**EXERCISE OBJECTIVE**: Find each line with the word "this" in it, then give the total alone.

Figure content listings:

========

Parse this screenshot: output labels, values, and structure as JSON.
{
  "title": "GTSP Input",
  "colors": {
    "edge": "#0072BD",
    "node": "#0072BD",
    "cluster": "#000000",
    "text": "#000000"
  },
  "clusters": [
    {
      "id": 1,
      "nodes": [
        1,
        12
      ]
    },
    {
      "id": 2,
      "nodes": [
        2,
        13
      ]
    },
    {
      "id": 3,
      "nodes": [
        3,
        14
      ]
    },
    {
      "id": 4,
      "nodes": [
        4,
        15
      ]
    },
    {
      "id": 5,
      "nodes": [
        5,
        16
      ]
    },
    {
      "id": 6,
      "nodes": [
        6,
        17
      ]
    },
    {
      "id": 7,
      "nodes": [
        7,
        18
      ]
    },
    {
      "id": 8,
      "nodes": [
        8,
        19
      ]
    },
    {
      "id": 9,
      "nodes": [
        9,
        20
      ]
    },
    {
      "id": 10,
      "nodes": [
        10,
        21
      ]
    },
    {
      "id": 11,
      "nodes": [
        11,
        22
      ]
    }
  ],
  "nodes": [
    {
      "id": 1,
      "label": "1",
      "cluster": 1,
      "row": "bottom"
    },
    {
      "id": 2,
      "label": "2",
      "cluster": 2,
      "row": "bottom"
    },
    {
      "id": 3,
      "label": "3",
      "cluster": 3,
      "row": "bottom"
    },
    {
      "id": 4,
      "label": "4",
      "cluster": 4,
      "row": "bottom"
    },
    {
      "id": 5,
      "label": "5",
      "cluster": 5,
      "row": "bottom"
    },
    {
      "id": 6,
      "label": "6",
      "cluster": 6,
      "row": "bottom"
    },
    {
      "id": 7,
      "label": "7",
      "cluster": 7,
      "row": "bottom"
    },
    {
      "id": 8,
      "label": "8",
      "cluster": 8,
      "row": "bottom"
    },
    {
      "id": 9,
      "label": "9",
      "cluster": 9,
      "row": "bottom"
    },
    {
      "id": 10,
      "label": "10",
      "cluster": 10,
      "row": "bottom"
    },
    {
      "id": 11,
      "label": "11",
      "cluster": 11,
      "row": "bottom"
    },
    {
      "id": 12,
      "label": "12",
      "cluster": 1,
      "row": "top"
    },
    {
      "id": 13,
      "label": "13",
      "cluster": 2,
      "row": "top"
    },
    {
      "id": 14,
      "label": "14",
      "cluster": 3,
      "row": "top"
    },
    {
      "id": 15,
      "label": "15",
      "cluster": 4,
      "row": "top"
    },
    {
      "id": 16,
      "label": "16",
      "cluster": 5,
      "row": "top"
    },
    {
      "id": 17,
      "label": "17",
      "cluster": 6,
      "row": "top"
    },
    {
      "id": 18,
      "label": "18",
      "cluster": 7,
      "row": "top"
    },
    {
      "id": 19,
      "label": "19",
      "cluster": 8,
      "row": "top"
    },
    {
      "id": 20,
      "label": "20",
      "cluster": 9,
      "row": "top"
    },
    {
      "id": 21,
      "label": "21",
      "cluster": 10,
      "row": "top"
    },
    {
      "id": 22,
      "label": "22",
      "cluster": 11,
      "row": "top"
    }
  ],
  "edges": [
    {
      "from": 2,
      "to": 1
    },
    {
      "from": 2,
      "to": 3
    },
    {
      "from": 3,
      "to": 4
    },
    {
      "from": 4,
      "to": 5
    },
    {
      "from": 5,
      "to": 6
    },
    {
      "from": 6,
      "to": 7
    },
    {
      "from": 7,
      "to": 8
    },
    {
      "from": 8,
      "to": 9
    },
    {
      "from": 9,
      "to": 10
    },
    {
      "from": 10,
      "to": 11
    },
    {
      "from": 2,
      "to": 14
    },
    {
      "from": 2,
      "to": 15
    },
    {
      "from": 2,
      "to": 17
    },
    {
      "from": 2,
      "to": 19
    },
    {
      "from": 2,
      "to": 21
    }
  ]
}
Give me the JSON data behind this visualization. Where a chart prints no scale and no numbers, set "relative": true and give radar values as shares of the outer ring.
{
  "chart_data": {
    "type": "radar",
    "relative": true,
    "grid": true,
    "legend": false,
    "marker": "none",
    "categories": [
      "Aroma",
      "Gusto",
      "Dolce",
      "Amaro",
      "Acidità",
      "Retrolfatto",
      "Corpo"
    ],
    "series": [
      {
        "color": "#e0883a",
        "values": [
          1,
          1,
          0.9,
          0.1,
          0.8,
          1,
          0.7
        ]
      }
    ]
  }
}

========

**THE ANSWER**: 2